Material supplied:
########

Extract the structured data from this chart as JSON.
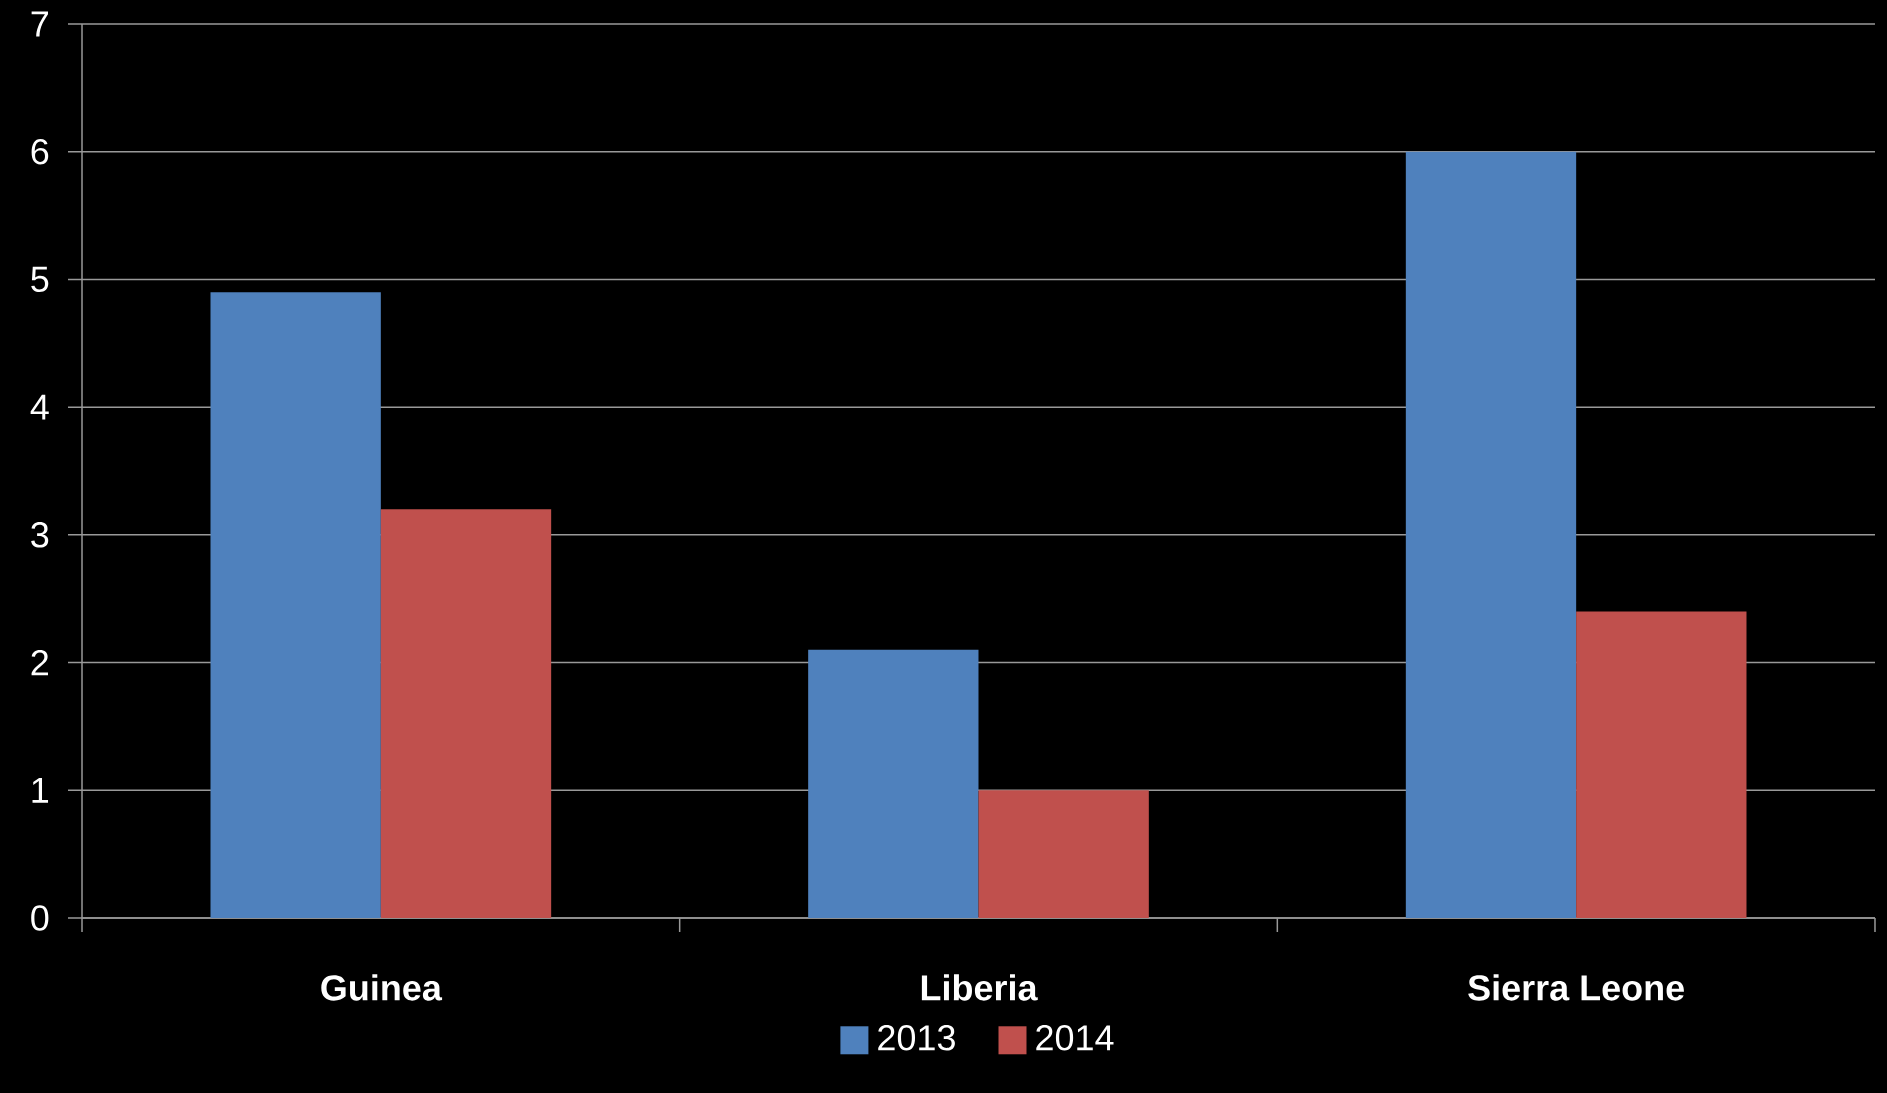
{
  "chart_data": {
    "type": "bar",
    "categories": [
      "Guinea",
      "Liberia",
      "Sierra Leone"
    ],
    "series": [
      {
        "name": "2013",
        "color": "#4f81bd",
        "values": [
          4.9,
          2.1,
          6.0
        ]
      },
      {
        "name": "2014",
        "color": "#c0504d",
        "values": [
          3.2,
          1.0,
          2.4
        ]
      }
    ],
    "ylim": [
      0,
      7
    ],
    "yticks": [
      0,
      1,
      2,
      3,
      4,
      5,
      6,
      7
    ],
    "grid": "y",
    "legend": "bottom"
  }
}
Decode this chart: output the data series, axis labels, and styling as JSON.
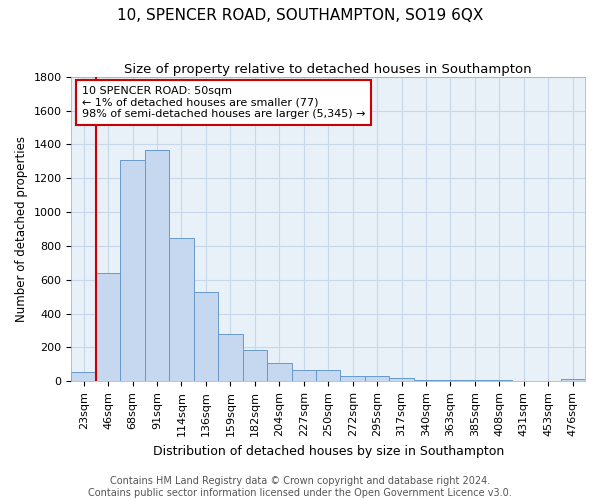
{
  "title": "10, SPENCER ROAD, SOUTHAMPTON, SO19 6QX",
  "subtitle": "Size of property relative to detached houses in Southampton",
  "xlabel": "Distribution of detached houses by size in Southampton",
  "ylabel": "Number of detached properties",
  "categories": [
    "23sqm",
    "46sqm",
    "68sqm",
    "91sqm",
    "114sqm",
    "136sqm",
    "159sqm",
    "182sqm",
    "204sqm",
    "227sqm",
    "250sqm",
    "272sqm",
    "295sqm",
    "317sqm",
    "340sqm",
    "363sqm",
    "385sqm",
    "408sqm",
    "431sqm",
    "453sqm",
    "476sqm"
  ],
  "values": [
    55,
    640,
    1305,
    1365,
    845,
    530,
    280,
    183,
    110,
    65,
    65,
    30,
    30,
    22,
    10,
    10,
    10,
    5,
    3,
    3,
    15
  ],
  "bar_color": "#c5d8ef",
  "bar_edgecolor": "#6699cc",
  "vline_color": "#cc0000",
  "annotation_text": "10 SPENCER ROAD: 50sqm\n← 1% of detached houses are smaller (77)\n98% of semi-detached houses are larger (5,345) →",
  "annotation_box_edgecolor": "#cc0000",
  "annotation_box_facecolor": "#ffffff",
  "ylim": [
    0,
    1800
  ],
  "yticks": [
    0,
    200,
    400,
    600,
    800,
    1000,
    1200,
    1400,
    1600,
    1800
  ],
  "grid_color": "#c8d8ea",
  "background_color": "#e8f0f8",
  "figure_facecolor": "#ffffff",
  "footer_line1": "Contains HM Land Registry data © Crown copyright and database right 2024.",
  "footer_line2": "Contains public sector information licensed under the Open Government Licence v3.0.",
  "title_fontsize": 11,
  "subtitle_fontsize": 9.5,
  "xlabel_fontsize": 9,
  "ylabel_fontsize": 8.5,
  "tick_fontsize": 8,
  "footer_fontsize": 7,
  "annotation_fontsize": 8
}
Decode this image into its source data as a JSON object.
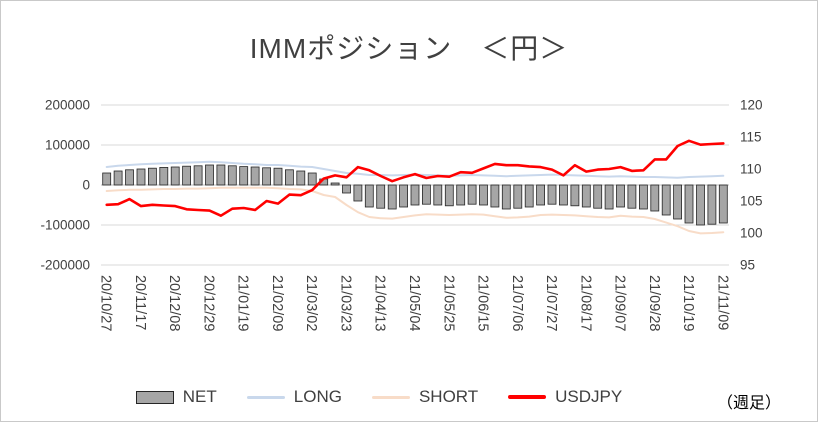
{
  "title": "IMMポジション　＜円＞",
  "legend": {
    "net": "NET",
    "long": "LONG",
    "short": "SHORT",
    "usdjpy": "USDJPY",
    "note": "（週足）"
  },
  "colors": {
    "net_fill": "#a6a6a6",
    "net_border": "#262626",
    "long": "#c9d8ec",
    "short": "#f8dcc8",
    "usdjpy": "#ff0000",
    "grid": "#d9d9d9",
    "zero_line": "#bfbfbf",
    "axis_text": "#404040"
  },
  "chart_data": {
    "type": "combo",
    "title": "IMMポジション　＜円＞",
    "x_tick_step": 3,
    "left_axis": {
      "min": -200000,
      "max": 200000,
      "ticks": [
        200000,
        100000,
        0,
        -100000,
        -200000
      ]
    },
    "right_axis": {
      "min": 95,
      "max": 120,
      "ticks": [
        120,
        115,
        110,
        105,
        100,
        95
      ]
    },
    "x": [
      "20/10/27",
      "20/11/03",
      "20/11/10",
      "20/11/17",
      "20/11/24",
      "20/12/01",
      "20/12/08",
      "20/12/15",
      "20/12/22",
      "20/12/29",
      "21/01/05",
      "21/01/12",
      "21/01/19",
      "21/01/26",
      "21/02/02",
      "21/02/09",
      "21/02/16",
      "21/02/23",
      "21/03/02",
      "21/03/09",
      "21/03/16",
      "21/03/23",
      "21/03/30",
      "21/04/06",
      "21/04/13",
      "21/04/20",
      "21/04/27",
      "21/05/04",
      "21/05/11",
      "21/05/18",
      "21/05/25",
      "21/06/01",
      "21/06/08",
      "21/06/15",
      "21/06/22",
      "21/06/29",
      "21/07/06",
      "21/07/13",
      "21/07/20",
      "21/07/27",
      "21/08/03",
      "21/08/10",
      "21/08/17",
      "21/08/24",
      "21/08/31",
      "21/09/07",
      "21/09/14",
      "21/09/21",
      "21/09/28",
      "21/10/05",
      "21/10/12",
      "21/10/19",
      "21/10/26",
      "21/11/02",
      "21/11/09"
    ],
    "series": [
      {
        "name": "NET",
        "type": "bar",
        "axis": "left",
        "values": [
          30000,
          35000,
          38000,
          40000,
          42000,
          44000,
          45000,
          47000,
          48000,
          50000,
          50000,
          48000,
          46000,
          45000,
          43000,
          42000,
          38000,
          35000,
          30000,
          15000,
          5000,
          -20000,
          -40000,
          -55000,
          -58000,
          -60000,
          -55000,
          -50000,
          -48000,
          -50000,
          -52000,
          -50000,
          -48000,
          -50000,
          -55000,
          -60000,
          -58000,
          -55000,
          -50000,
          -48000,
          -50000,
          -52000,
          -55000,
          -58000,
          -60000,
          -55000,
          -58000,
          -60000,
          -65000,
          -75000,
          -85000,
          -95000,
          -100000,
          -98000,
          -95000
        ]
      },
      {
        "name": "LONG",
        "type": "line",
        "axis": "left",
        "values": [
          45000,
          48000,
          50000,
          52000,
          53000,
          54000,
          55000,
          56000,
          57000,
          58000,
          57000,
          55000,
          53000,
          52000,
          50000,
          50000,
          48000,
          46000,
          45000,
          40000,
          35000,
          30000,
          28000,
          25000,
          25000,
          24000,
          25000,
          26000,
          25000,
          24000,
          23000,
          24000,
          25000,
          24000,
          23000,
          22000,
          23000,
          24000,
          25000,
          26000,
          25000,
          24000,
          23000,
          22000,
          21000,
          22000,
          21000,
          20000,
          20000,
          19000,
          18000,
          20000,
          21000,
          22000,
          23000
        ]
      },
      {
        "name": "SHORT",
        "type": "line",
        "axis": "left",
        "values": [
          -15000,
          -13000,
          -12000,
          -12000,
          -11000,
          -10000,
          -10000,
          -9000,
          -9000,
          -8000,
          -7000,
          -7000,
          -7000,
          -7000,
          -7000,
          -8000,
          -10000,
          -11000,
          -15000,
          -25000,
          -30000,
          -50000,
          -68000,
          -80000,
          -83000,
          -84000,
          -80000,
          -76000,
          -73000,
          -74000,
          -75000,
          -74000,
          -73000,
          -74000,
          -78000,
          -82000,
          -81000,
          -79000,
          -75000,
          -74000,
          -75000,
          -76000,
          -78000,
          -80000,
          -81000,
          -77000,
          -79000,
          -80000,
          -85000,
          -94000,
          -103000,
          -115000,
          -121000,
          -120000,
          -118000
        ]
      },
      {
        "name": "USDJPY",
        "type": "line",
        "axis": "right",
        "values": [
          104.4,
          104.5,
          105.3,
          104.2,
          104.4,
          104.3,
          104.2,
          103.7,
          103.6,
          103.5,
          102.7,
          103.8,
          103.9,
          103.6,
          105.0,
          104.6,
          106.0,
          105.9,
          106.7,
          108.5,
          109.0,
          108.7,
          110.3,
          109.8,
          108.9,
          108.1,
          108.7,
          109.2,
          108.6,
          108.9,
          108.8,
          109.5,
          109.4,
          110.1,
          110.8,
          110.6,
          110.6,
          110.4,
          110.3,
          109.9,
          109.0,
          110.6,
          109.6,
          109.9,
          110.0,
          110.3,
          109.7,
          109.8,
          111.5,
          111.5,
          113.6,
          114.4,
          113.8,
          113.9,
          114.0
        ]
      }
    ]
  }
}
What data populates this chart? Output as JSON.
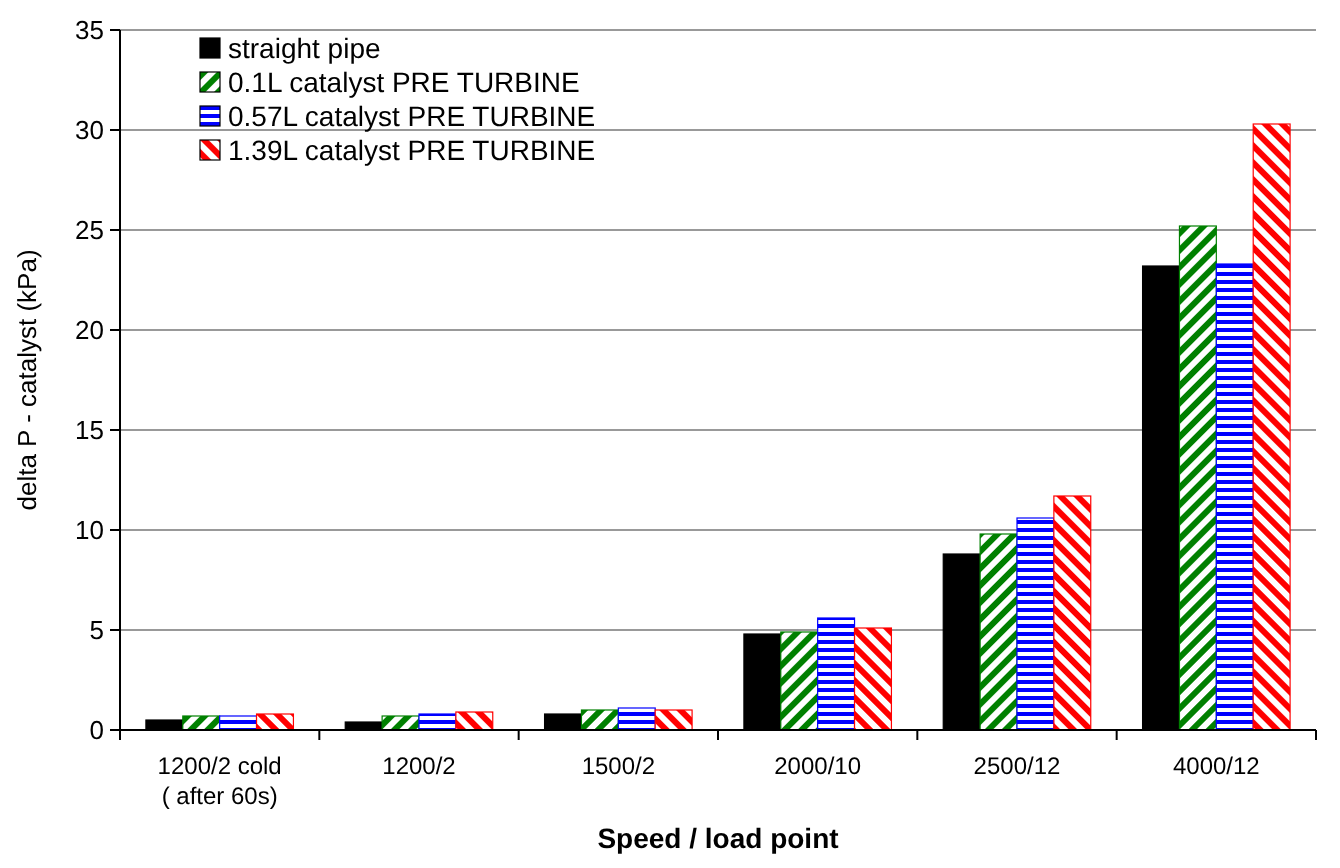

########

Within the data above, pick out all lines holding the word "name".

        "name": "2013",
        "name": "2014",
        "name": "NET",
        "name": "LONG",
        "name": "SHORT",
        "name": "USDJPY",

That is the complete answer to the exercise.